(Saved data entries)
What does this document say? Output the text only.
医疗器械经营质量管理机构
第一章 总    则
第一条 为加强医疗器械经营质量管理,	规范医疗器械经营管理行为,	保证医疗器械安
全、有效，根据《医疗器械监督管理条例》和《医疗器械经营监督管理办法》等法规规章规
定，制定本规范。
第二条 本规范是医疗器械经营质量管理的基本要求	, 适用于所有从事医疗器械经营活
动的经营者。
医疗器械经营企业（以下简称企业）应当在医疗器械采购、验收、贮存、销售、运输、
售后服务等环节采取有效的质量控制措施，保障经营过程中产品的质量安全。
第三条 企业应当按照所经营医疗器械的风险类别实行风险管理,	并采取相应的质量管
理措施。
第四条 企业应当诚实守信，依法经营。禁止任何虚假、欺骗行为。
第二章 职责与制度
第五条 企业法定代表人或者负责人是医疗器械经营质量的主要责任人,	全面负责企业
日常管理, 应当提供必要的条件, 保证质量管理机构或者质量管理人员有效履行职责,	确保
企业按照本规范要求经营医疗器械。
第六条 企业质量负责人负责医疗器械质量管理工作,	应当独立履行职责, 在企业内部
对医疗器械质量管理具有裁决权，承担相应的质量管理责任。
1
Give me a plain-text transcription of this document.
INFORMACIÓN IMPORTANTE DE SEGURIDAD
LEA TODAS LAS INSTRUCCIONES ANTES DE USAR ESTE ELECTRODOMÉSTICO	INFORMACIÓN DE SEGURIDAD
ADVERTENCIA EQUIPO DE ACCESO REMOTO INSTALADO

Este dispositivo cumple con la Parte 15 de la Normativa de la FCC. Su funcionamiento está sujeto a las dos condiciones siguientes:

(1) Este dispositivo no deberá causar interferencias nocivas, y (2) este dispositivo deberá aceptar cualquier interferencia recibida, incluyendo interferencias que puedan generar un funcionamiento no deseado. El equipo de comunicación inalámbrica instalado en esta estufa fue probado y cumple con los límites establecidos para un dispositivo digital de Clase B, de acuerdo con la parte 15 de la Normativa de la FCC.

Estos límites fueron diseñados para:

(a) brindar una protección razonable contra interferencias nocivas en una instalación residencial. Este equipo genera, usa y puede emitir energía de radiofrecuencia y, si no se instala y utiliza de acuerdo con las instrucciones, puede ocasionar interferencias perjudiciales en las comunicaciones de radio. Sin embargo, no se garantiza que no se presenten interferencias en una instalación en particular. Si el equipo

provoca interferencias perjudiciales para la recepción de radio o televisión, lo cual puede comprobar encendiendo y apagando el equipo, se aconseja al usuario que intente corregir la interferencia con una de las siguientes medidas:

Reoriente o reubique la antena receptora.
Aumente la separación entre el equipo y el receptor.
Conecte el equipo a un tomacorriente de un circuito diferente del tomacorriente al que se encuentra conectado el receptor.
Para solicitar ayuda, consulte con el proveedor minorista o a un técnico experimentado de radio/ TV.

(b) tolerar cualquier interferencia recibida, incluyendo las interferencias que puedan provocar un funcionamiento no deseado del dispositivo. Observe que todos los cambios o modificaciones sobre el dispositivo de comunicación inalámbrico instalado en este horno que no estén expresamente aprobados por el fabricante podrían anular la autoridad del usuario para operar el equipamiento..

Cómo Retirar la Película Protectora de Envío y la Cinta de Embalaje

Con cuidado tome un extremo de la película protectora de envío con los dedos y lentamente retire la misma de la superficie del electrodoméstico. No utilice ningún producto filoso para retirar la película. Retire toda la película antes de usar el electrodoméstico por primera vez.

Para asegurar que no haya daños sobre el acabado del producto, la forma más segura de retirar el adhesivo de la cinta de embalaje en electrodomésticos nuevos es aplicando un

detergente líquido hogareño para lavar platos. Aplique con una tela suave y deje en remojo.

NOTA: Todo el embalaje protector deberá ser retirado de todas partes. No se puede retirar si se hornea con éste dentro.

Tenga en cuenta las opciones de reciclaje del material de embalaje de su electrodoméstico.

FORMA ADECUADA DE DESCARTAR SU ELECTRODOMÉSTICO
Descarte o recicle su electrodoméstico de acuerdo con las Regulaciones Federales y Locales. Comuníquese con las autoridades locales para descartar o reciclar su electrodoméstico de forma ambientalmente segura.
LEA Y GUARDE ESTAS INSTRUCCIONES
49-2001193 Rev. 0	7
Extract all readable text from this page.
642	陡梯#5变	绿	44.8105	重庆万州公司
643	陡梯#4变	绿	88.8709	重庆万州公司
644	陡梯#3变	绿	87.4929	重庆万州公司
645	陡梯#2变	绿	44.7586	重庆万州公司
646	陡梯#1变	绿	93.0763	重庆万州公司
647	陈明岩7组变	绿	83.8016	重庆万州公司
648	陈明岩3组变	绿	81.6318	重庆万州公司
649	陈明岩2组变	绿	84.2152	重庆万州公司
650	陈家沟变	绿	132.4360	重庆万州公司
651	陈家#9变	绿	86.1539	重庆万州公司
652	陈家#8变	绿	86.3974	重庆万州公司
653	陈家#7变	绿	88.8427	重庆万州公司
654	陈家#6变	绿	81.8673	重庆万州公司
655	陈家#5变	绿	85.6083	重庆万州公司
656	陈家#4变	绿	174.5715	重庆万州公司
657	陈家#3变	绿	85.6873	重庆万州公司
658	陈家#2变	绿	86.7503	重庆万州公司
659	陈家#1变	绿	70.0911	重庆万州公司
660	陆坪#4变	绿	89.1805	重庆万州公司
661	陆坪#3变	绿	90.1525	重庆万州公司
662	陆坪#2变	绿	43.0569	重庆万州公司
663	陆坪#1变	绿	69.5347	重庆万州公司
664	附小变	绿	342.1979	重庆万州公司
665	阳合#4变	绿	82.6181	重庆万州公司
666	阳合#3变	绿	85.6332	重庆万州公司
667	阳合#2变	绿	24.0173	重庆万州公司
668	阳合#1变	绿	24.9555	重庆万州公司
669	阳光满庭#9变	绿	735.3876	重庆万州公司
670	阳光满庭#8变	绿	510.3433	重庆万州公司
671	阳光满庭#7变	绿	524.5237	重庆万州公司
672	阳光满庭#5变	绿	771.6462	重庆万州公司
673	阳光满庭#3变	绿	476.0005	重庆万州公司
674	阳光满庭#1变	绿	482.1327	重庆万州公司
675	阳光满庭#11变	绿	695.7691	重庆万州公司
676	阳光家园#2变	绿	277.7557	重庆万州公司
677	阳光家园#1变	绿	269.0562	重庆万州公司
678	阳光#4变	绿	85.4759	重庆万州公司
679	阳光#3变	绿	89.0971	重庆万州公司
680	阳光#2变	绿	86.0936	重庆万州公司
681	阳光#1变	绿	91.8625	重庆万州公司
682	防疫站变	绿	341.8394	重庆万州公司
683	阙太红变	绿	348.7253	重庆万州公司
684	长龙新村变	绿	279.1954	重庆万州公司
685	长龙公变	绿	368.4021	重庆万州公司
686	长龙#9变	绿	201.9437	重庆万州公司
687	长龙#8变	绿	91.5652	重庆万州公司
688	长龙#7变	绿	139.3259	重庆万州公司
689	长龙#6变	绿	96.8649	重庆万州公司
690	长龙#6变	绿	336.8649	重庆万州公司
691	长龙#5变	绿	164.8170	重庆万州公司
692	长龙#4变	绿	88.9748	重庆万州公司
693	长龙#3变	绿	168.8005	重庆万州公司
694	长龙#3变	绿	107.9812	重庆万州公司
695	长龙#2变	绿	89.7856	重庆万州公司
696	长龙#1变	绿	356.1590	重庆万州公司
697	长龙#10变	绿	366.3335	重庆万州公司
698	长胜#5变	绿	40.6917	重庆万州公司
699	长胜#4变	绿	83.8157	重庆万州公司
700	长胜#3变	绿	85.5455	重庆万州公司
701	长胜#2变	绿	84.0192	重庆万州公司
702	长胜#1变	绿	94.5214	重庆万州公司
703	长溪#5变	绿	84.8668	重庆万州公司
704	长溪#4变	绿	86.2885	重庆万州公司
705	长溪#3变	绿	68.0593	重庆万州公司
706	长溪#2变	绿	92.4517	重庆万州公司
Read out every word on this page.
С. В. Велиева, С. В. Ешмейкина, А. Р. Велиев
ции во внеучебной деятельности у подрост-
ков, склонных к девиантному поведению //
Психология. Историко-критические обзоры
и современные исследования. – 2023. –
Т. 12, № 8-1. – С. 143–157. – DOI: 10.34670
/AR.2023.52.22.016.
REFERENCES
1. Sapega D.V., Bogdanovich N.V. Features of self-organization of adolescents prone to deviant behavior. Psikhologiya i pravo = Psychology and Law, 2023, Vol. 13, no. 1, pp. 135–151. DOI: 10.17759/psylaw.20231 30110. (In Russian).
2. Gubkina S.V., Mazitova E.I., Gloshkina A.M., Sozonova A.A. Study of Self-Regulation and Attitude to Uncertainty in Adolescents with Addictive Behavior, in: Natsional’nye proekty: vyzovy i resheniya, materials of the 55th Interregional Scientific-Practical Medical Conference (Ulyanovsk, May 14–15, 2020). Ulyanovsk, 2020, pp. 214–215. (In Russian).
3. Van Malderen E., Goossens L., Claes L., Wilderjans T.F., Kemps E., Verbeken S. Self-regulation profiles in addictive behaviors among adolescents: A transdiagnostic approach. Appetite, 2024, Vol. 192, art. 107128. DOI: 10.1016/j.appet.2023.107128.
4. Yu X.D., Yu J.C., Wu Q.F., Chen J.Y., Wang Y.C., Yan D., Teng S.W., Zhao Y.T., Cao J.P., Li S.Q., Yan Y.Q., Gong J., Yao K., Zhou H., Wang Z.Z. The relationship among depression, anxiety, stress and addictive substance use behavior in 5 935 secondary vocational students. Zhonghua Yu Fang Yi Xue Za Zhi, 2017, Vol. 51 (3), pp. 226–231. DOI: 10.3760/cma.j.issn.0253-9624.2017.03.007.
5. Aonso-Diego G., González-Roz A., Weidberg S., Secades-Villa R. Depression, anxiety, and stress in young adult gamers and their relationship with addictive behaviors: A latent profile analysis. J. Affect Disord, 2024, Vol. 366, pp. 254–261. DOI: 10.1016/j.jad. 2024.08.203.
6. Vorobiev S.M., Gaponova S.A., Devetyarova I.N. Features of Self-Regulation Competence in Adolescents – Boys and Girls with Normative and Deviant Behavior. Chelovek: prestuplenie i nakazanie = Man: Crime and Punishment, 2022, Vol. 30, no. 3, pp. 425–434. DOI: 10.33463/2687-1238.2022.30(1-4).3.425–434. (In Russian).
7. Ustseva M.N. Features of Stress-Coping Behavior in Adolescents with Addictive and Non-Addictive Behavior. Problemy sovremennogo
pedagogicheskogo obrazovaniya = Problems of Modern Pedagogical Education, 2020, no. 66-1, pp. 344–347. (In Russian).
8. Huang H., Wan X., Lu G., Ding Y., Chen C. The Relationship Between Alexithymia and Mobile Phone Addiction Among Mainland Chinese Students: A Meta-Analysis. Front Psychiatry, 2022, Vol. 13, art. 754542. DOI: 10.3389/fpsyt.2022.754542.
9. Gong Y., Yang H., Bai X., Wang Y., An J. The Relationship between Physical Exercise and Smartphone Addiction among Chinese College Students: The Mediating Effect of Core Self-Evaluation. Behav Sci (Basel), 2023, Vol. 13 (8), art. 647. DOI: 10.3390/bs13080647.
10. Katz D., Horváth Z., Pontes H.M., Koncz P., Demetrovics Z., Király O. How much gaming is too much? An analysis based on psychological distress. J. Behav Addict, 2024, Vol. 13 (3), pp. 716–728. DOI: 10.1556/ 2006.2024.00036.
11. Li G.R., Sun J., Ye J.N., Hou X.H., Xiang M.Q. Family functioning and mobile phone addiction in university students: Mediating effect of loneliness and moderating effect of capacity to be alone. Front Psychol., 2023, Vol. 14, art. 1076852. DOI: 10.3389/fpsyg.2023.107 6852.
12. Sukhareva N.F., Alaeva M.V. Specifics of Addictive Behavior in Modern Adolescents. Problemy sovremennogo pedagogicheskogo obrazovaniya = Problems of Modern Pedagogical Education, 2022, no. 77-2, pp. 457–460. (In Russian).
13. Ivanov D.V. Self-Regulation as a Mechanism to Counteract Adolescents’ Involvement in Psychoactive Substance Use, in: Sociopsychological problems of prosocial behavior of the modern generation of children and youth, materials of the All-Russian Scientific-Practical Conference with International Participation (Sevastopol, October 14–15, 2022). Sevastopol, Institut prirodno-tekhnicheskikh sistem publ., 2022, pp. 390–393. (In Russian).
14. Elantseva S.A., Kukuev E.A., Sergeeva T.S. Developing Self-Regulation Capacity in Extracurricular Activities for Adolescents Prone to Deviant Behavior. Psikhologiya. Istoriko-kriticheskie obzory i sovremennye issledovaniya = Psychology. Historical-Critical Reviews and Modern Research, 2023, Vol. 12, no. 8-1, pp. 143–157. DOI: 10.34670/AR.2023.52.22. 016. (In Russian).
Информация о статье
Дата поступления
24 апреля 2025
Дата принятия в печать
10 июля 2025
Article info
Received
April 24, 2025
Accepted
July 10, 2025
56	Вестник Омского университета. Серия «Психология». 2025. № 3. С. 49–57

**Exercise instructions**
Scan the records above for the string "sobre", then select every line that holds it.

**Expected answer**
(b) tolerar cualquier interferencia recibida, incluyendo las interferencias que puedan provocar un funcionamiento no deseado del dispositivo. Observe que todos los cambios o modificaciones sobre el dispositivo de comunicación inalámbrico instalado en este horno que no estén expresamente aprobados por el fabricante podrían anular la autoridad del usuario para operar el equipamiento..
Para asegurar que no haya daños sobre el acabado del producto, la forma más segura de retirar el adhesivo de la cinta de embalaje en electrodomésticos nuevos es aplicando un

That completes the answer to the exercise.